Begin DATASET RECORDS

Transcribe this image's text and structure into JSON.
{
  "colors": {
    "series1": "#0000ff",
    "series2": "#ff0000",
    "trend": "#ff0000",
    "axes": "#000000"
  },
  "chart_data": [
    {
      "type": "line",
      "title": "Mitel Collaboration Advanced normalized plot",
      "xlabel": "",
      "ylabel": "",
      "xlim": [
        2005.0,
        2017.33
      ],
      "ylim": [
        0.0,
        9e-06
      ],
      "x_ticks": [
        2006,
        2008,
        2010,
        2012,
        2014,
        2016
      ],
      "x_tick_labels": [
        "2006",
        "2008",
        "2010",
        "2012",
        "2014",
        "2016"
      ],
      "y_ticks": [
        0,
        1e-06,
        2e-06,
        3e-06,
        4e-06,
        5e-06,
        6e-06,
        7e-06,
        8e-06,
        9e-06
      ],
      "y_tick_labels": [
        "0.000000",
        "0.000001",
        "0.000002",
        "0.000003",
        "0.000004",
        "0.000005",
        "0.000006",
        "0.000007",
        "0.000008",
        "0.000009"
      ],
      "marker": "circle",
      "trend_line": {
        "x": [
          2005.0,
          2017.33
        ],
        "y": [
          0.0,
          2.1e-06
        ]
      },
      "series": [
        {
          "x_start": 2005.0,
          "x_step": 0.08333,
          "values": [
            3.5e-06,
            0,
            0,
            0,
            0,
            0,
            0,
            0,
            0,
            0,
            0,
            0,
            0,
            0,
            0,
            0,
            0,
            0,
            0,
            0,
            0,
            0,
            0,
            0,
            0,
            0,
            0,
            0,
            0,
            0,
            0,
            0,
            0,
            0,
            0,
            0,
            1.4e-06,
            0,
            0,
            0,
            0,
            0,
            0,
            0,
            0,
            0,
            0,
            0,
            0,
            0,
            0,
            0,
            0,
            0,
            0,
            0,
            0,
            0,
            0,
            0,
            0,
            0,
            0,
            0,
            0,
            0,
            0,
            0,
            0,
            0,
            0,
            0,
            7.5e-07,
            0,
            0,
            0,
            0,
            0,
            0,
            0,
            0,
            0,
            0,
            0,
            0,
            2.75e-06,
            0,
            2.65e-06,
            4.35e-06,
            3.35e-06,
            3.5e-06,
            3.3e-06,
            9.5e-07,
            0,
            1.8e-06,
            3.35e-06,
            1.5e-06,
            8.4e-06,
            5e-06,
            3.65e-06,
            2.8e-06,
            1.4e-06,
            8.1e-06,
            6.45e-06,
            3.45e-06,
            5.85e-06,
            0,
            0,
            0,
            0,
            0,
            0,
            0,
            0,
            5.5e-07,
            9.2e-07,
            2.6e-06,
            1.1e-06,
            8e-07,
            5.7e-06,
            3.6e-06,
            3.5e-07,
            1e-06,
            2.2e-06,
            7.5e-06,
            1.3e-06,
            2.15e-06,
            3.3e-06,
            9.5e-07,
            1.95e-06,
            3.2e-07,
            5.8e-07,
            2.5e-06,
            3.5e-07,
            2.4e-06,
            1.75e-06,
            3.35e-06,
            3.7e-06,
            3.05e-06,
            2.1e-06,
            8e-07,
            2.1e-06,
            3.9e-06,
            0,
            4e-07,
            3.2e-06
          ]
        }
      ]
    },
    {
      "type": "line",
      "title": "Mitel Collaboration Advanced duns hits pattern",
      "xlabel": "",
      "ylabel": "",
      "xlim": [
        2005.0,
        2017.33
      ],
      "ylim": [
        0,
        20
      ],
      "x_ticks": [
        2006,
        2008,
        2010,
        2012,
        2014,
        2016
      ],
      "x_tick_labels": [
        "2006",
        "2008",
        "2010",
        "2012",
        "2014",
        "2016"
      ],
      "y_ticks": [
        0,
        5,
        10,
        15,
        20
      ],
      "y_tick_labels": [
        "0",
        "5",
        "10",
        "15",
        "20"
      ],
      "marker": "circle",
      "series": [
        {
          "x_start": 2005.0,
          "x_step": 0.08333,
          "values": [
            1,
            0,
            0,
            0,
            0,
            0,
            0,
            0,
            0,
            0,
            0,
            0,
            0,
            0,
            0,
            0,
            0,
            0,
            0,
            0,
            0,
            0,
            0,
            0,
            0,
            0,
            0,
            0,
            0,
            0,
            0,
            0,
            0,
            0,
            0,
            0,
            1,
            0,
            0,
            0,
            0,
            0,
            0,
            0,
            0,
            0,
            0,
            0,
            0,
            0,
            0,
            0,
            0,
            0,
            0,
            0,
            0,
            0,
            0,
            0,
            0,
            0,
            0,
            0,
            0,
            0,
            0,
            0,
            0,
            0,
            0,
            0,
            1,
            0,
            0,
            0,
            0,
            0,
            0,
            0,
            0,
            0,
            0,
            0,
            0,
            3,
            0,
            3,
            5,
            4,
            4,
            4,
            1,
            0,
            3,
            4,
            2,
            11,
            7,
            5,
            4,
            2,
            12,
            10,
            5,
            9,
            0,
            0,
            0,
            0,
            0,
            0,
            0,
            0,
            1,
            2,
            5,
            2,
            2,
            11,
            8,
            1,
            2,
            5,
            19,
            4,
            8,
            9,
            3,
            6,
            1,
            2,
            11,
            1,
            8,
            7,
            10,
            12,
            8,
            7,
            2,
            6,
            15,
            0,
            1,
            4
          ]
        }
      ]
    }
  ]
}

End DATASET RECORDS

PROBLEM TO WORK ON
Copy and report every line where the word "Collaboration" is present.

SOLUTION
      "title": "Mitel Collaboration Advanced normalized plot",
      "title": "Mitel Collaboration Advanced duns hits pattern",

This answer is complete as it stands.